■ **PROBLEM REQUIREMENTS**
Print the listing as it stands, omitting all images.

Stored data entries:
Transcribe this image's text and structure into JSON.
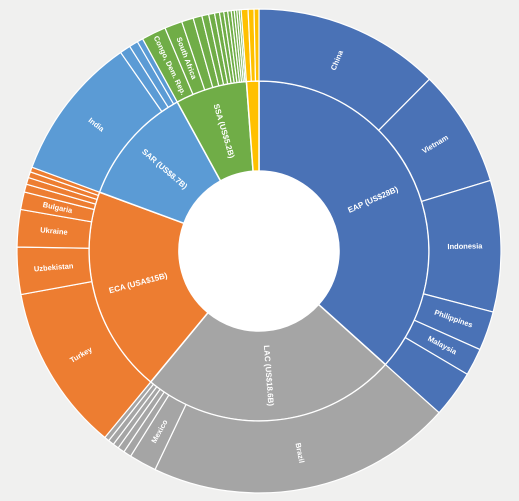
{
  "chart_data": {
    "type": "sunburst",
    "title": "",
    "unit": "US$ billions",
    "colors": {
      "background": "#f0f0ef",
      "EAP": "#4a72b6",
      "LAC": "#a5a5a5",
      "ECA": "#ed7d31",
      "SAR": "#5b9bd5",
      "SSA": "#70ad47",
      "other": "#ffc000",
      "separator": "#ffffff"
    },
    "regions": [
      {
        "key": "EAP",
        "label": "EAP (US$28B)",
        "value": 28.0,
        "children": [
          {
            "label": "China",
            "value": 9.5
          },
          {
            "label": "Vietnam",
            "value": 6.0
          },
          {
            "label": "Indonesia",
            "value": 6.7
          },
          {
            "label": "Philippines",
            "value": 2.0
          },
          {
            "label": "Malaysia",
            "value": 1.4
          },
          {
            "label": "",
            "value": 2.4
          }
        ]
      },
      {
        "key": "LAC",
        "label": "LAC (US$18.6B)",
        "value": 18.6,
        "children": [
          {
            "label": "Brazil",
            "value": 15.6
          },
          {
            "label": "Mexico",
            "value": 1.4
          },
          {
            "label": "",
            "value": 0.4
          },
          {
            "label": "",
            "value": 0.35
          },
          {
            "label": "",
            "value": 0.3
          },
          {
            "label": "",
            "value": 0.3
          },
          {
            "label": "",
            "value": 0.25
          }
        ]
      },
      {
        "key": "ECA",
        "label": "ECA (USA$15B)",
        "value": 15.0,
        "children": [
          {
            "label": "Turkey",
            "value": 8.5
          },
          {
            "label": "Uzbekistan",
            "value": 2.4
          },
          {
            "label": "Ukraine",
            "value": 1.9
          },
          {
            "label": "Bulgaria",
            "value": 0.9
          },
          {
            "label": "",
            "value": 0.4
          },
          {
            "label": "",
            "value": 0.35
          },
          {
            "label": "",
            "value": 0.3
          },
          {
            "label": "",
            "value": 0.25
          }
        ]
      },
      {
        "key": "SAR",
        "label": "SAR (US$8.7B)",
        "value": 8.7,
        "children": [
          {
            "label": "India",
            "value": 7.4
          },
          {
            "label": "",
            "value": 0.55
          },
          {
            "label": "",
            "value": 0.45
          },
          {
            "label": "",
            "value": 0.3
          }
        ]
      },
      {
        "key": "SSA",
        "label": "SSA (US$5.2B)",
        "value": 5.2,
        "children": [
          {
            "label": "Congo, Dem. Rep.",
            "value": 1.25
          },
          {
            "label": "South Africa",
            "value": 0.9
          },
          {
            "label": "",
            "value": 0.6
          },
          {
            "label": "",
            "value": 0.45
          },
          {
            "label": "",
            "value": 0.35
          },
          {
            "label": "",
            "value": 0.3
          },
          {
            "label": "",
            "value": 0.25
          },
          {
            "label": "",
            "value": 0.22
          },
          {
            "label": "",
            "value": 0.2
          },
          {
            "label": "",
            "value": 0.18
          },
          {
            "label": "",
            "value": 0.15
          },
          {
            "label": "",
            "value": 0.13
          },
          {
            "label": "",
            "value": 0.12
          },
          {
            "label": "",
            "value": 0.1
          }
        ]
      },
      {
        "key": "other",
        "label": "",
        "value": 0.9,
        "children": [
          {
            "label": "",
            "value": 0.35
          },
          {
            "label": "",
            "value": 0.3
          },
          {
            "label": "",
            "value": 0.25
          }
        ]
      }
    ]
  }
}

■ **EXERCISE ANSWER**
Transcribe this image's text and structure into JSON.
{
  "chart_data": {
    "type": "sunburst",
    "title": "",
    "unit": "US$ billions",
    "colors": {
      "background": "#f0f0ef",
      "EAP": "#4a72b6",
      "LAC": "#a5a5a5",
      "ECA": "#ed7d31",
      "SAR": "#5b9bd5",
      "SSA": "#70ad47",
      "other": "#ffc000",
      "separator": "#ffffff"
    },
    "regions": [
      {
        "key": "EAP",
        "label": "EAP (US$28B)",
        "value": 28.0,
        "children": [
          {
            "label": "China",
            "value": 9.5
          },
          {
            "label": "Vietnam",
            "value": 6.0
          },
          {
            "label": "Indonesia",
            "value": 6.7
          },
          {
            "label": "Philippines",
            "value": 2.0
          },
          {
            "label": "Malaysia",
            "value": 1.4
          },
          {
            "label": "",
            "value": 2.4
          }
        ]
      },
      {
        "key": "LAC",
        "label": "LAC (US$18.6B)",
        "value": 18.6,
        "children": [
          {
            "label": "Brazil",
            "value": 15.6
          },
          {
            "label": "Mexico",
            "value": 1.4
          },
          {
            "label": "",
            "value": 0.4
          },
          {
            "label": "",
            "value": 0.35
          },
          {
            "label": "",
            "value": 0.3
          },
          {
            "label": "",
            "value": 0.3
          },
          {
            "label": "",
            "value": 0.25
          }
        ]
      },
      {
        "key": "ECA",
        "label": "ECA (USA$15B)",
        "value": 15.0,
        "children": [
          {
            "label": "Turkey",
            "value": 8.5
          },
          {
            "label": "Uzbekistan",
            "value": 2.4
          },
          {
            "label": "Ukraine",
            "value": 1.9
          },
          {
            "label": "Bulgaria",
            "value": 0.9
          },
          {
            "label": "",
            "value": 0.4
          },
          {
            "label": "",
            "value": 0.35
          },
          {
            "label": "",
            "value": 0.3
          },
          {
            "label": "",
            "value": 0.25
          }
        ]
      },
      {
        "key": "SAR",
        "label": "SAR (US$8.7B)",
        "value": 8.7,
        "children": [
          {
            "label": "India",
            "value": 7.4
          },
          {
            "label": "",
            "value": 0.55
          },
          {
            "label": "",
            "value": 0.45
          },
          {
            "label": "",
            "value": 0.3
          }
        ]
      },
      {
        "key": "SSA",
        "label": "SSA (US$5.2B)",
        "value": 5.2,
        "children": [
          {
            "label": "Congo, Dem. Rep.",
            "value": 1.25
          },
          {
            "label": "South Africa",
            "value": 0.9
          },
          {
            "label": "",
            "value": 0.6
          },
          {
            "label": "",
            "value": 0.45
          },
          {
            "label": "",
            "value": 0.35
          },
          {
            "label": "",
            "value": 0.3
          },
          {
            "label": "",
            "value": 0.25
          },
          {
            "label": "",
            "value": 0.22
          },
          {
            "label": "",
            "value": 0.2
          },
          {
            "label": "",
            "value": 0.18
          },
          {
            "label": "",
            "value": 0.15
          },
          {
            "label": "",
            "value": 0.13
          },
          {
            "label": "",
            "value": 0.12
          },
          {
            "label": "",
            "value": 0.1
          }
        ]
      },
      {
        "key": "other",
        "label": "",
        "value": 0.9,
        "children": [
          {
            "label": "",
            "value": 0.35
          },
          {
            "label": "",
            "value": 0.3
          },
          {
            "label": "",
            "value": 0.25
          }
        ]
      }
    ]
  }
}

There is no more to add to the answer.